- What the task requires:
Keep every line where the word "small" appears; drop the rest.
>>>
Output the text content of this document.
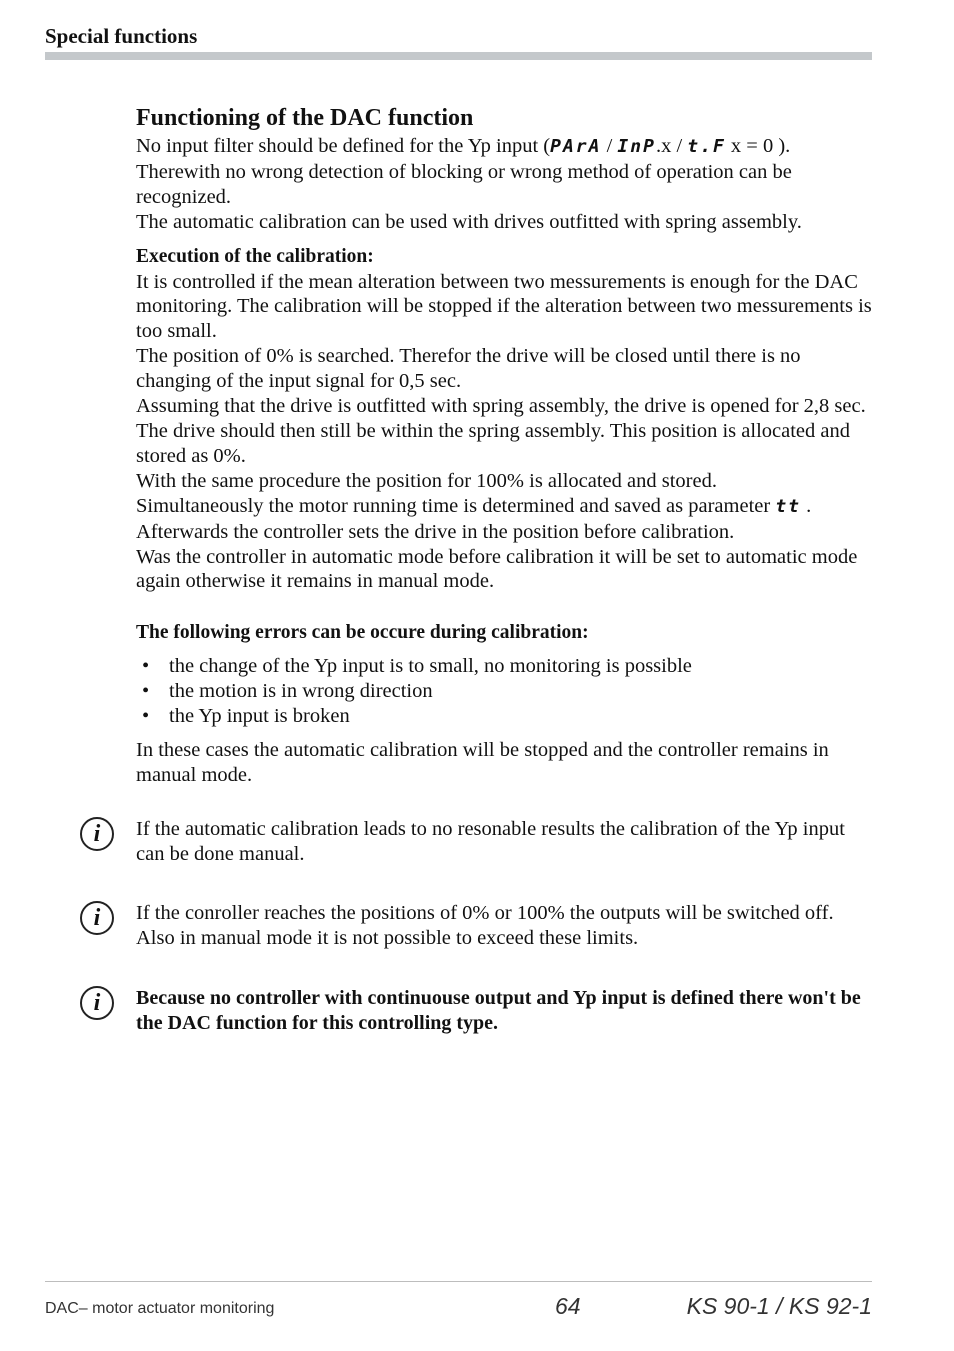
Special functions
Functioning of the DAC function

No input filter should be defined for the Yp input (PArA / InP.x / t.F x = 0 ). Therewith no wrong detection of blocking or wrong method of operation can be recognized.

The automatic calibration can be used with drives outfitted with spring assembly.

Execution of the calibration:

It is controlled if the mean alteration between two messurements is enough for the DAC monitoring. The calibration will be stopped if the alteration between two messurements is too small.

The position of 0% is searched. Therefor the drive will be closed until there is no changing of the input signal for 0,5 sec.

Assuming that the drive is outfitted with spring assembly, the drive is opened for 2,8 sec. The drive should then still be within the spring assembly. This position is allocated and stored as 0%.

With the same procedure the position for 100% is allocated and stored.

Simultaneously the motor running time is determined and saved as parameter tt .

Afterwards the controller sets the drive in the position before calibration.

Was the controller in automatic mode before calibration it will be set to automatic mode again otherwise it remains in manual mode.

The following errors can be occure during calibration:

• the change of the Yp input is to small, no monitoring is possible
• the motion is in wrong direction
• the Yp input is broken

In these cases the automatic calibration will be stopped and the controller remains in manual mode.

i	If the automatic calibration leads to no resonable results the calibration of the Yp input can be done manual.
i	If the conroller reaches the positions of 0% or 100% the outputs will be switched off. Also in manual mode it is not possible to exceed these limits.
i	Because no controller with continuouse output and Yp input is defined there won't be the DAC function for this controlling type.
DAC– motor actuator monitoring	64	KS 90-1 / KS 92-1
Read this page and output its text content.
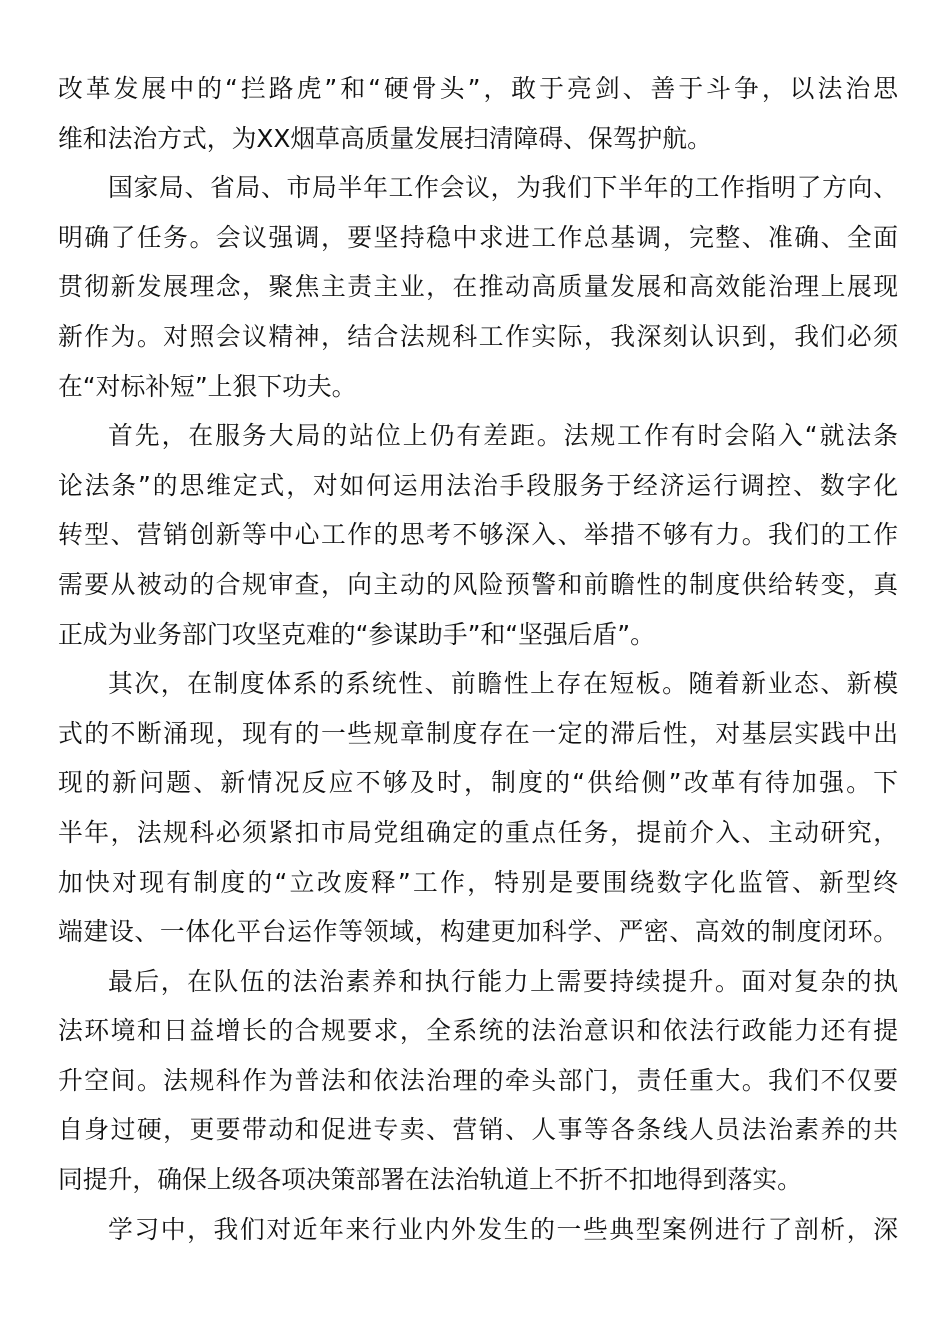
改革发展中的“拦路虎”和“硬骨头”，敢于亮剑、善于斗争，以法治思
维和法治方式，为XX烟草高质量发展扫清障碍、保驾护航。
国家局、省局、市局半年工作会议，为我们下半年的工作指明了方向、
明确了任务。会议强调，要坚持稳中求进工作总基调，完整、准确、全面
贯彻新发展理念，聚焦主责主业，在推动高质量发展和高效能治理上展现
新作为。对照会议精神，结合法规科工作实际，我深刻认识到，我们必须
在“对标补短”上狠下功夫。
首先，在服务大局的站位上仍有差距。法规工作有时会陷入“就法条
论法条”的思维定式，对如何运用法治手段服务于经济运行调控、数字化
转型、营销创新等中心工作的思考不够深入、举措不够有力。我们的工作
需要从被动的合规审查，向主动的风险预警和前瞻性的制度供给转变，真
正成为业务部门攻坚克难的“参谋助手”和“坚强后盾”。
其次，在制度体系的系统性、前瞻性上存在短板。随着新业态、新模
式的不断涌现，现有的一些规章制度存在一定的滞后性，对基层实践中出
现的新问题、新情况反应不够及时，制度的“供给侧”改革有待加强。下
半年，法规科必须紧扣市局党组确定的重点任务，提前介入、主动研究，
加快对现有制度的“立改废释”工作，特别是要围绕数字化监管、新型终
端建设、一体化平台运作等领域，构建更加科学、严密、高效的制度闭环。
最后，在队伍的法治素养和执行能力上需要持续提升。面对复杂的执
法环境和日益增长的合规要求，全系统的法治意识和依法行政能力还有提
升空间。法规科作为普法和依法治理的牵头部门，责任重大。我们不仅要
自身过硬，更要带动和促进专卖、营销、人事等各条线人员法治素养的共
同提升，确保上级各项决策部署在法治轨道上不折不扣地得到落实。
学习中，我们对近年来行业内外发生的一些典型案例进行了剖析，深
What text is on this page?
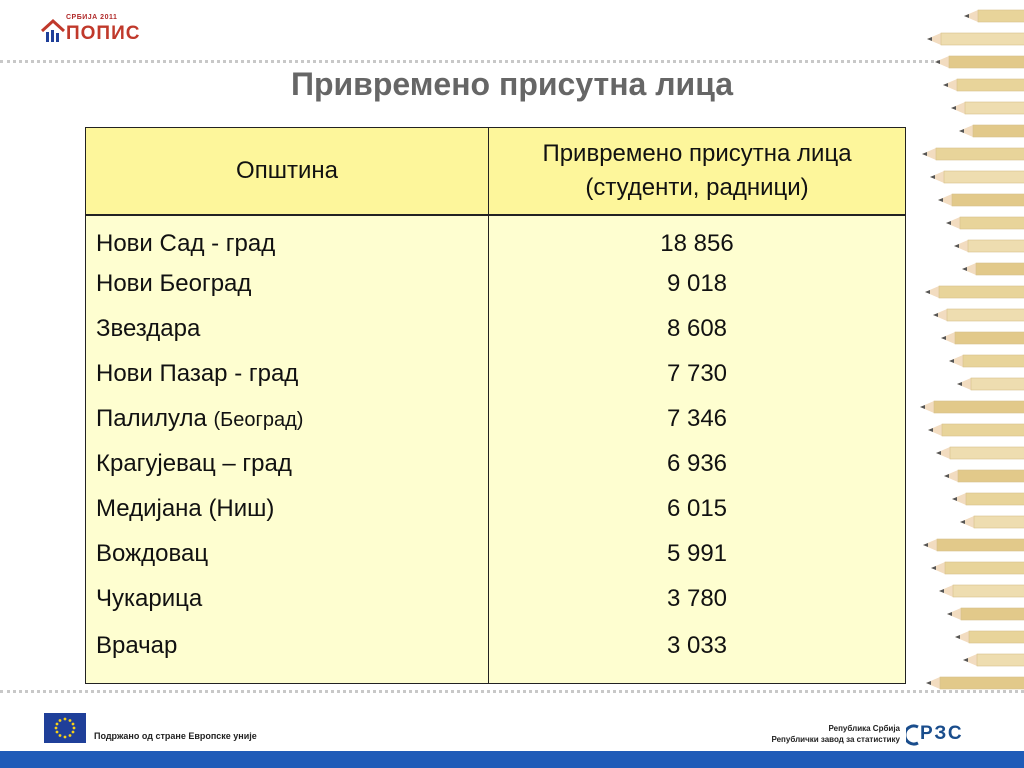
СРБИЈА 2011
ПОПИС
Привремено присутна лица
Општина	Привремено присутна лица
(студенти, радници)
Нови Сад - град	18 856
Нови Београд	9 018
Звездара	8 608
Нови Пазар - град	7 730
Палилула (Београд)	7 346
Крагујевац – град	6 936
Медијана (Ниш)	6 015
Вождовац	5 991
Чукарица	3 780
Врачар	3 033
Подржано од стране Европске уније
Република Србија
Републички завод за статистику РЗС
<<<
- Result of the exercise:
It is controlled if the mean alteration between two messurements is enough for the DAC monitoring. The calibration will be stopped if the alteration between two messurements is too small.
• the change of the Yp input is to small, no monitoring is possible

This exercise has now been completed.